((
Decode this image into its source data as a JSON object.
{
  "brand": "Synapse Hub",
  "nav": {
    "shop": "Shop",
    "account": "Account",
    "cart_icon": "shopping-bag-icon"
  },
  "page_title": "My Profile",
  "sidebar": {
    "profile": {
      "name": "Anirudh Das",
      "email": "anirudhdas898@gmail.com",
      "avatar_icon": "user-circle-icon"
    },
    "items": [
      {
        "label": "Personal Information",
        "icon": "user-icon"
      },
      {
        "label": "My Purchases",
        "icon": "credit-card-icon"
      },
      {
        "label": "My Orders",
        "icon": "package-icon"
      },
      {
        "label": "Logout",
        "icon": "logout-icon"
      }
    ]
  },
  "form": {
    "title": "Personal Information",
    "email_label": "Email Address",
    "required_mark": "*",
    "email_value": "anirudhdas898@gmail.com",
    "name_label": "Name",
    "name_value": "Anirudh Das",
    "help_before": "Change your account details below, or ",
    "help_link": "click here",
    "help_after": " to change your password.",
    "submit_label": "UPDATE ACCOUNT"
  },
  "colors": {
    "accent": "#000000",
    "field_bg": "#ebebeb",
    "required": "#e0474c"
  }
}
))
((
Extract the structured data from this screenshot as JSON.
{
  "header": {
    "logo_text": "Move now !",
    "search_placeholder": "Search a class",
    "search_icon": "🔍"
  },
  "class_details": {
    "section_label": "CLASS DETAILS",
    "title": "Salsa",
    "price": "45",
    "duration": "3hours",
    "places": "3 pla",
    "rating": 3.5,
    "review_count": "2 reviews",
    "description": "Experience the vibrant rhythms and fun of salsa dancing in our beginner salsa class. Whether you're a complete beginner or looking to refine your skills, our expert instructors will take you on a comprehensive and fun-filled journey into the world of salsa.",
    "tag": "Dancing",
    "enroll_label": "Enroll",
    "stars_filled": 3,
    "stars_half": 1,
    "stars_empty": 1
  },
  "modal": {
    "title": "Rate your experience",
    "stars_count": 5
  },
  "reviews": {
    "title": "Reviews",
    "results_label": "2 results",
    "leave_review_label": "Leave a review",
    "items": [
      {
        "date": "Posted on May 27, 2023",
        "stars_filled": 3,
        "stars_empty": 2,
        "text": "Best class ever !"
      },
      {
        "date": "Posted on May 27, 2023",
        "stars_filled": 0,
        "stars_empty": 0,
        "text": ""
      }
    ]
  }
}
))
• Task prompt
Of the lines in the data above, how many contain the word "Personal"? Give only that figure.

• Result of this exercise
2